— START —
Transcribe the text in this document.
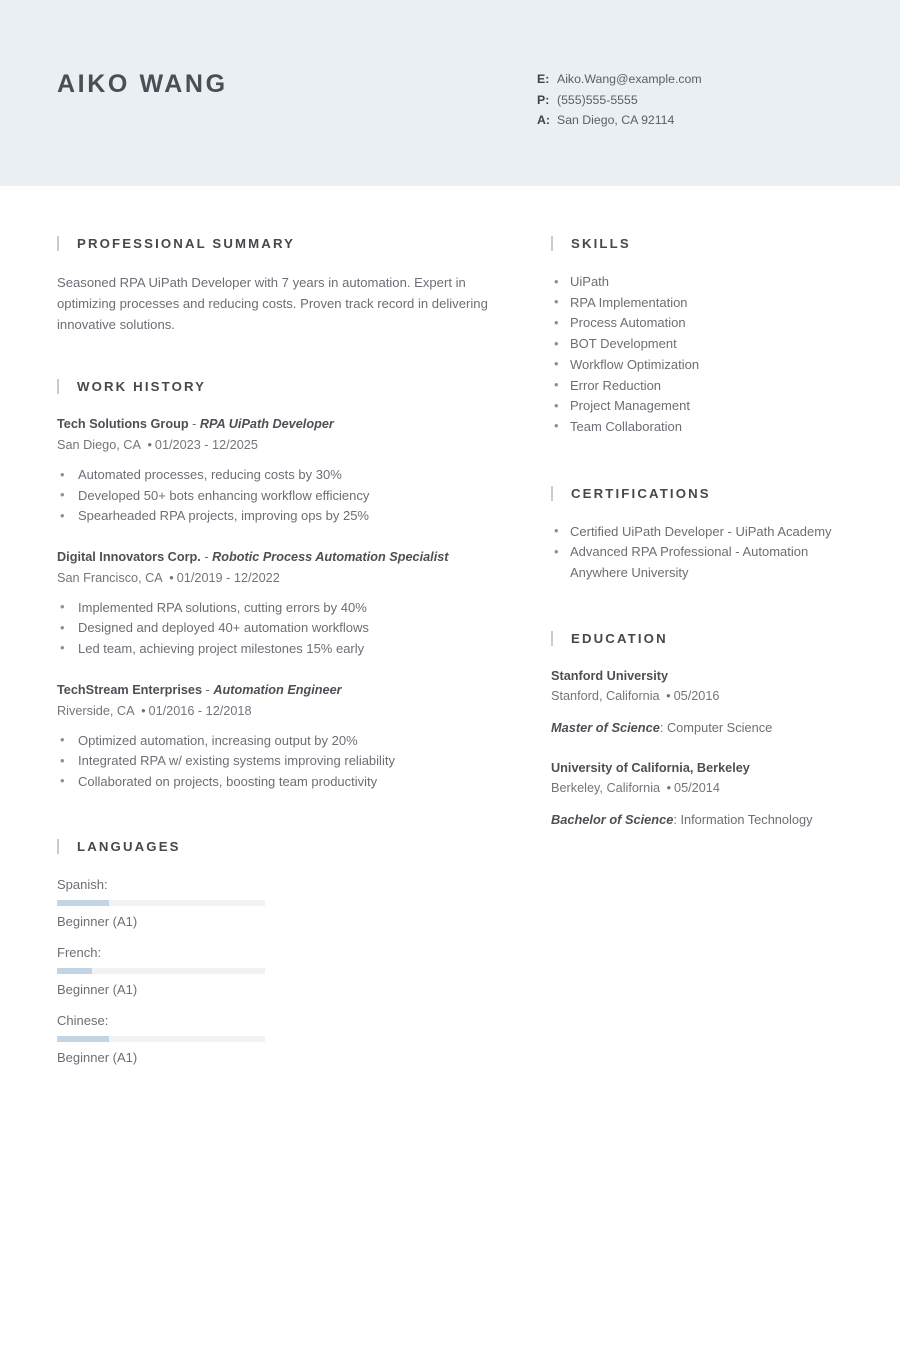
AIKO WANG	E: Aiko.Wang@example.com
P: (555)555-5555
A: San Diego, CA 92114
PROFESSIONAL SUMMARY
Seasoned RPA UiPath Developer with 7 years in automation. Expert in optimizing processes and reducing costs. Proven track record in delivering innovative solutions.
WORK HISTORY
Tech Solutions Group - RPA UiPath Developer
San Diego, CA • 01/2023 - 12/2025
• Automated processes, reducing costs by 30%
• Developed 50+ bots enhancing workflow efficiency
• Spearheaded RPA projects, improving ops by 25%
Digital Innovators Corp. - Robotic Process Automation Specialist
San Francisco, CA • 01/2019 - 12/2022
• Implemented RPA solutions, cutting errors by 40%
• Designed and deployed 40+ automation workflows
• Led team, achieving project milestones 15% early
TechStream Enterprises - Automation Engineer
Riverside, CA • 01/2016 - 12/2018
• Optimized automation, increasing output by 20%
• Integrated RPA w/ existing systems improving reliability
• Collaborated on projects, boosting team productivity
LANGUAGES
Spanish:
Beginner (A1)
French:
Beginner (A1)
Chinese:
Beginner (A1)
SKILLS
• UiPath
• RPA Implementation
• Process Automation
• BOT Development
• Workflow Optimization
• Error Reduction
• Project Management
• Team Collaboration
CERTIFICATIONS
• Certified UiPath Developer - UiPath Academy
• Advanced RPA Professional - Automation Anywhere University
EDUCATION
Stanford University
Stanford, California • 05/2016
Master of Science: Computer Science
University of California, Berkeley
Berkeley, California • 05/2014
Bachelor of Science: Information Technology
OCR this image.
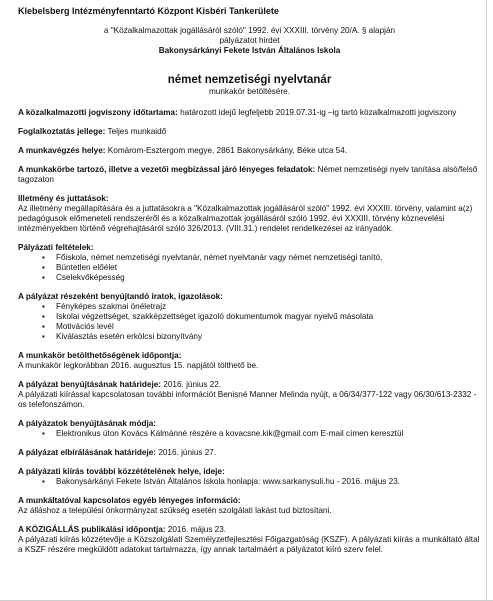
Klebelsberg Intézményfenntartó Központ Kisbéri Tankerülete

a "Közalkalmazottak jogállásáról szóló" 1992. évi XXXIII. törvény 20/A. § alapján

pályázatot hirdet

Bakonysárkányi Fekete István Általános Iskola

német nemzetiségi nyelvtanár

munkakör betöltésére.

A közalkalmazotti jogviszony időtartama: határozott idejű legfeljebb 2019.07.31-ig –ig tartó közalkalmazotti jogviszony

Foglalkoztatás jellege: Teljes munkaidő

A munkavégzés helye: Komárom-Esztergom megye, 2861 Bakonysárkány, Béke utca 54.

A munkakörbe tartozó, illetve a vezetői megbízással járó lényeges feladatok: Német nemzetiségi nyelv tanítása alsó/felső tagozaton

Illetmény és juttatások:

Az illetmény megállapítására és a juttatásokra a "Közalkalmazottak jogállásáról szóló" 1992. évi XXXIII. törvény, valamint a(z) pedagógusok előmeneteli rendszeréről és a közalkalmazottak jogállásáról szóló 1992. évi XXXIII. törvény köznevelési intézményekben történő végrehajtásáról szóló 326/2013. (VIII.31.) rendelet rendelkezései az irányadók.

Pályázati feltételek:

▪ Főiskola, német nemzetiségi nyelvtanár, német nyelvtanár vagy német nemzetiségi tanító,
▪ Büntetlen előélet
▪ Cselekvőképesség

A pályázat részeként benyújtandó iratok, igazolások:

▪ Fényképes szakmai önéletrajz
▪ Iskolai végzettséget, szakképzettséget igazoló dokumentumok magyar nyelvű másolata
▪ Motivációs levél
▪ Kiválasztás esetén erkölcsi bizonyítvány

A munkakör betölthetőségének időpontja:

A munkakör legkorábban 2016. augusztus 15. napjától tölthető be.

A pályázat benyújtásának határideje: 2016. június 22.

A pályázati kiírással kapcsolatosan további információt Benisné Manner Melinda nyújt, a 06/34/377-122 vagy 06/30/613-2332 -os telefonszámon.

A pályázatok benyújtásának módja:

▪ Elektronikus úton Kovács Kálmánné részére a kovacsne.kik@gmail.com E-mail címen keresztül

A pályázat elbírálásának határideje: 2016. június 27.

A pályázati kiírás további közzétételének helye, ideje:

▪ Bakonysárkányi Fekete István Általános Iskola honlapja: www.sarkanysuli.hu - 2016. május 23.

A munkáltatóval kapcsolatos egyéb lényeges információ:

Az álláshoz a települési önkormányzat szükség esetén szolgálati lakást tud biztosítani.

A KÖZIGÁLLÁS publikálási időpontja: 2016. május 23.

A pályázati kiírás közzétevője a Közszolgálati Személyzetfejlesztési Főigazgatóság (KSZF). A pályázati kiírás a munkáltató által a KSZF részére megküldött adatokat tartalmazza, így annak tartalmáért a pályázatot kiíró szerv felel.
— END —
■ WRITTEN REQUEST: Only lines with the word "costs" are wanted, so copy each one from the records.

■ TASK ANSWER:
Seasoned RPA UiPath Developer with 7 years in automation. Expert in optimizing processes and reducing costs. Proven track record in delivering innovative solutions.
• Automated processes, reducing costs by 30%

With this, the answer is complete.